SUPPLIED INFORMATION:
++++++++

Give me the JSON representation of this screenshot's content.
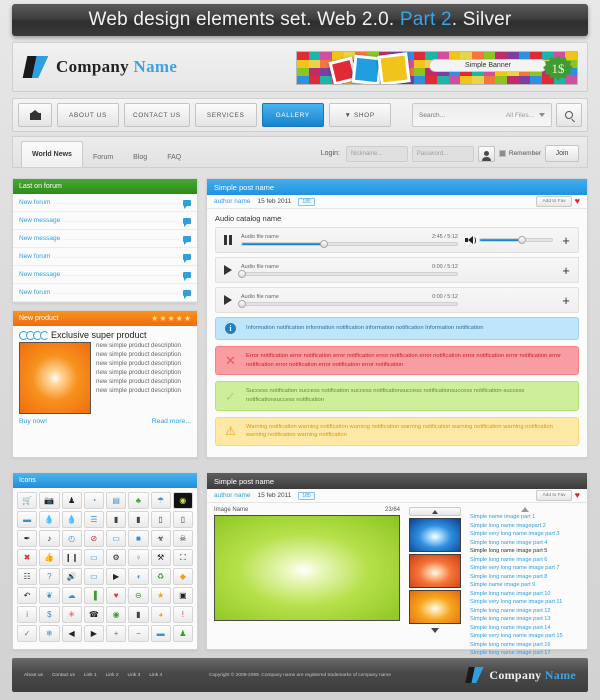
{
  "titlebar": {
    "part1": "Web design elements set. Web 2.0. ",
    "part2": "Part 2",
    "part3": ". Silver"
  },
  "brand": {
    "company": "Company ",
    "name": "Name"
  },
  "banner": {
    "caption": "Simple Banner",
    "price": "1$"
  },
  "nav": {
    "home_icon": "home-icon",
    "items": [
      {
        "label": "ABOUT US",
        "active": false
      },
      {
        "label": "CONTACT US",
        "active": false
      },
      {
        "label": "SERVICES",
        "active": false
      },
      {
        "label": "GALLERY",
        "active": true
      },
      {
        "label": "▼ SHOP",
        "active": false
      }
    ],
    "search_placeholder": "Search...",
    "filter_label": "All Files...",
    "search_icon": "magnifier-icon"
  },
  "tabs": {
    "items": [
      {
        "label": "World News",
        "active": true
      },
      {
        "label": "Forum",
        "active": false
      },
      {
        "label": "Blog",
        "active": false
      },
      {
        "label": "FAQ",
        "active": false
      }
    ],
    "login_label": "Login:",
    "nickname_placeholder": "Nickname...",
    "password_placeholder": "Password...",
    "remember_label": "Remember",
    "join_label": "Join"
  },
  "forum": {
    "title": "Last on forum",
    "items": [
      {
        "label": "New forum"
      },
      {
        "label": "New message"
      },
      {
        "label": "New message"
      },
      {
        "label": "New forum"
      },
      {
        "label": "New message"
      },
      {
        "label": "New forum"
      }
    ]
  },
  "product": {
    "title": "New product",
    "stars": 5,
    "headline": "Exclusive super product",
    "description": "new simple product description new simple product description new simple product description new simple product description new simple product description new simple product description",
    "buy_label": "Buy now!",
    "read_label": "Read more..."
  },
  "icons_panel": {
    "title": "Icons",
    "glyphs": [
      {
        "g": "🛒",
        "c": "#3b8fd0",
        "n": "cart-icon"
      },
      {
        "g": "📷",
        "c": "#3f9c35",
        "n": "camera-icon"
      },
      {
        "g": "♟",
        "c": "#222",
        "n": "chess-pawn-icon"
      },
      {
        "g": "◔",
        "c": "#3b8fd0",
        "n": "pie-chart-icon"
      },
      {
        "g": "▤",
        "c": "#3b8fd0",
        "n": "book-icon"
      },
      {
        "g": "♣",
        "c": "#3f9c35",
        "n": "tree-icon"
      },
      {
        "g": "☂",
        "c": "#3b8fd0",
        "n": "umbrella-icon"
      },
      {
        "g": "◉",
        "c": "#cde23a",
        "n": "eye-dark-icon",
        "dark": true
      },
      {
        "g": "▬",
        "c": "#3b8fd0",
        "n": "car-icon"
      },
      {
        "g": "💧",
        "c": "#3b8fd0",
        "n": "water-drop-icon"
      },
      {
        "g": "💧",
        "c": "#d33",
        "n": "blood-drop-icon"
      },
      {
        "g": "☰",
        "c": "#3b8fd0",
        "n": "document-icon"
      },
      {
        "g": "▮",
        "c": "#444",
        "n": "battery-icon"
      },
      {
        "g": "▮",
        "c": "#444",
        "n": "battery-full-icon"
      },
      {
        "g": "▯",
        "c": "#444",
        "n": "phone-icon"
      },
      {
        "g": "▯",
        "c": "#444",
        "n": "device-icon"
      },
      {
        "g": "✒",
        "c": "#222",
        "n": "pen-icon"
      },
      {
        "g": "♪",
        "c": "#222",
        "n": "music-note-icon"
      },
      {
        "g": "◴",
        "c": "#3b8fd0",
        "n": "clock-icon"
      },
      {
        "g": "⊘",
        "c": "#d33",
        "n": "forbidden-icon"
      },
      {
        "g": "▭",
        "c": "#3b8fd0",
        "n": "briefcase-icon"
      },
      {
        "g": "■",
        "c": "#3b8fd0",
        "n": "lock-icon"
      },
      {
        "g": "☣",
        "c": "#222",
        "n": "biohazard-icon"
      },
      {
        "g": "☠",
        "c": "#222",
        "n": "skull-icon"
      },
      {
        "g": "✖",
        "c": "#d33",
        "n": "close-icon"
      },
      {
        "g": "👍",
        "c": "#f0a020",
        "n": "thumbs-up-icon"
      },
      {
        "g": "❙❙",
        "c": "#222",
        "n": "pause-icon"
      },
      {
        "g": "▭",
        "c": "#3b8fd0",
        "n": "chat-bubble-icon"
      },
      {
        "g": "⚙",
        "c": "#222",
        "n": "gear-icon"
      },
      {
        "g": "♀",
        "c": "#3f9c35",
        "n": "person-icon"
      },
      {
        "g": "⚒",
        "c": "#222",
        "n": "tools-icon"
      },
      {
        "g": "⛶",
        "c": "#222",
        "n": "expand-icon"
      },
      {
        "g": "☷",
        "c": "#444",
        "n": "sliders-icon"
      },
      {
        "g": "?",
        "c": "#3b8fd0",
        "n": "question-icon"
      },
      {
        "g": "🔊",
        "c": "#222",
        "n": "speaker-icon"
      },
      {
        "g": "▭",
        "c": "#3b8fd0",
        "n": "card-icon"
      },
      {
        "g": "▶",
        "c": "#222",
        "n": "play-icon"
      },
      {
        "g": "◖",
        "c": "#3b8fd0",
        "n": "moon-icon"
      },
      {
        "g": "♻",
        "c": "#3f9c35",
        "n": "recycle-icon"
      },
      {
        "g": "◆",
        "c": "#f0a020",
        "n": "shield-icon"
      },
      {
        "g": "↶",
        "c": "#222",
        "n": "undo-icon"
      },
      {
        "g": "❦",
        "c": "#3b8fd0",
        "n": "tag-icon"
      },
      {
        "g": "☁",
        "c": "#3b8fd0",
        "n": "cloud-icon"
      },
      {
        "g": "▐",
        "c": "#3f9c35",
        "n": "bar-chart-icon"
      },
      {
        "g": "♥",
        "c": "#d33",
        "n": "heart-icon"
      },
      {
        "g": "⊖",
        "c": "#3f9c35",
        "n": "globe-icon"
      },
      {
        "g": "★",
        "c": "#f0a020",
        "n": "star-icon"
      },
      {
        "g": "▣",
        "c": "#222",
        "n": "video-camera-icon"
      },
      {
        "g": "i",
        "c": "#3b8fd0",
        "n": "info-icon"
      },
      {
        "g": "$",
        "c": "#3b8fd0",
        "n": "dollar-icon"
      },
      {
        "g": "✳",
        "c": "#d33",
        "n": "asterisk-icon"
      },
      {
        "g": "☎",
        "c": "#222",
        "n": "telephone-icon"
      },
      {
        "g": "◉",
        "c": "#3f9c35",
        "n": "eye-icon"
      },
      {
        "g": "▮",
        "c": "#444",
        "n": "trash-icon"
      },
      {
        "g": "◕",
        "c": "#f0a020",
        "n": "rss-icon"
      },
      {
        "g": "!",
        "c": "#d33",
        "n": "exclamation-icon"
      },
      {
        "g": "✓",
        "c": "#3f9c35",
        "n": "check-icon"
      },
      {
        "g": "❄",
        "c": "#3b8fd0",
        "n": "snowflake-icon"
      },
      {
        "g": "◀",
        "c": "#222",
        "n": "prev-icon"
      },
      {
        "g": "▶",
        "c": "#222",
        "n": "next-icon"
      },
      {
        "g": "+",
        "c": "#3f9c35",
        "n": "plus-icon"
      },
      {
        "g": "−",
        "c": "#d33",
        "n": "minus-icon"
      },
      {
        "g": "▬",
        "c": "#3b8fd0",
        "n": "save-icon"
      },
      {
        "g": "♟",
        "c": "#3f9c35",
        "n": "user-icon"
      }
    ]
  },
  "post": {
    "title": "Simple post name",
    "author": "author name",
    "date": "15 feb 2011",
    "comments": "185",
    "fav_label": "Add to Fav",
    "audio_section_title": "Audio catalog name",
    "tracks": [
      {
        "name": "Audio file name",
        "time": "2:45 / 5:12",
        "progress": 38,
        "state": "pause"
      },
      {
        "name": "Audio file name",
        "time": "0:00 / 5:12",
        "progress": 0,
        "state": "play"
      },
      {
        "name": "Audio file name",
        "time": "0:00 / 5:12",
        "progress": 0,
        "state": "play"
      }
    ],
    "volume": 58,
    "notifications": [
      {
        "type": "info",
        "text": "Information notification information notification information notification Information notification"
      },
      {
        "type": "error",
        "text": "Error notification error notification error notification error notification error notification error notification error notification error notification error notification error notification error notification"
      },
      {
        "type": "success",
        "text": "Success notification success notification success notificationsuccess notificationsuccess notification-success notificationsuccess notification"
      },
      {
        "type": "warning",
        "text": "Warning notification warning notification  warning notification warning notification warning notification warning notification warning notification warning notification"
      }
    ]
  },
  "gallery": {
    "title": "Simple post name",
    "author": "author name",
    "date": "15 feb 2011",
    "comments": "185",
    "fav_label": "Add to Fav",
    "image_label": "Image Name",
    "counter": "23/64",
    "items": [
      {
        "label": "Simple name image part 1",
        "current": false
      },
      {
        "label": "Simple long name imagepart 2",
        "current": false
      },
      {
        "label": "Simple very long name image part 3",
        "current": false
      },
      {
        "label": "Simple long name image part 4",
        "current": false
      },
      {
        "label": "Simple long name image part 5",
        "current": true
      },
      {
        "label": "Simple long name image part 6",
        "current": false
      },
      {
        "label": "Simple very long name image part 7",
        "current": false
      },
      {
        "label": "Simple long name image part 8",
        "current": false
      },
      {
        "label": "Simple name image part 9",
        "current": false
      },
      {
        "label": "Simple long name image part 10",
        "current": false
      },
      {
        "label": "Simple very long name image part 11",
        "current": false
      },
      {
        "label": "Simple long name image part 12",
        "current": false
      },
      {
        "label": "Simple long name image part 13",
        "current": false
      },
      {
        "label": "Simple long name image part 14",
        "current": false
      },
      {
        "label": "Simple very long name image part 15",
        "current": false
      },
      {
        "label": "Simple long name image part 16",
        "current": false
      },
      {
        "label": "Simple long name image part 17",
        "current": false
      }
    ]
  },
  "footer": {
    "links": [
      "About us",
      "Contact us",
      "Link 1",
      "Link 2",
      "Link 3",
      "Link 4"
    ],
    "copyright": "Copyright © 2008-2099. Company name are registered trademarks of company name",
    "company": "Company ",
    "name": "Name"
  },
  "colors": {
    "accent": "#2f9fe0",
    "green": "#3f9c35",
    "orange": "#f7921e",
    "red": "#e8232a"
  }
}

++++++++

OBJECTIVE: Among these entries, how many lines include the string "type"? Reply with the number by itself.

RESULT OF THIS EXERCISE: 4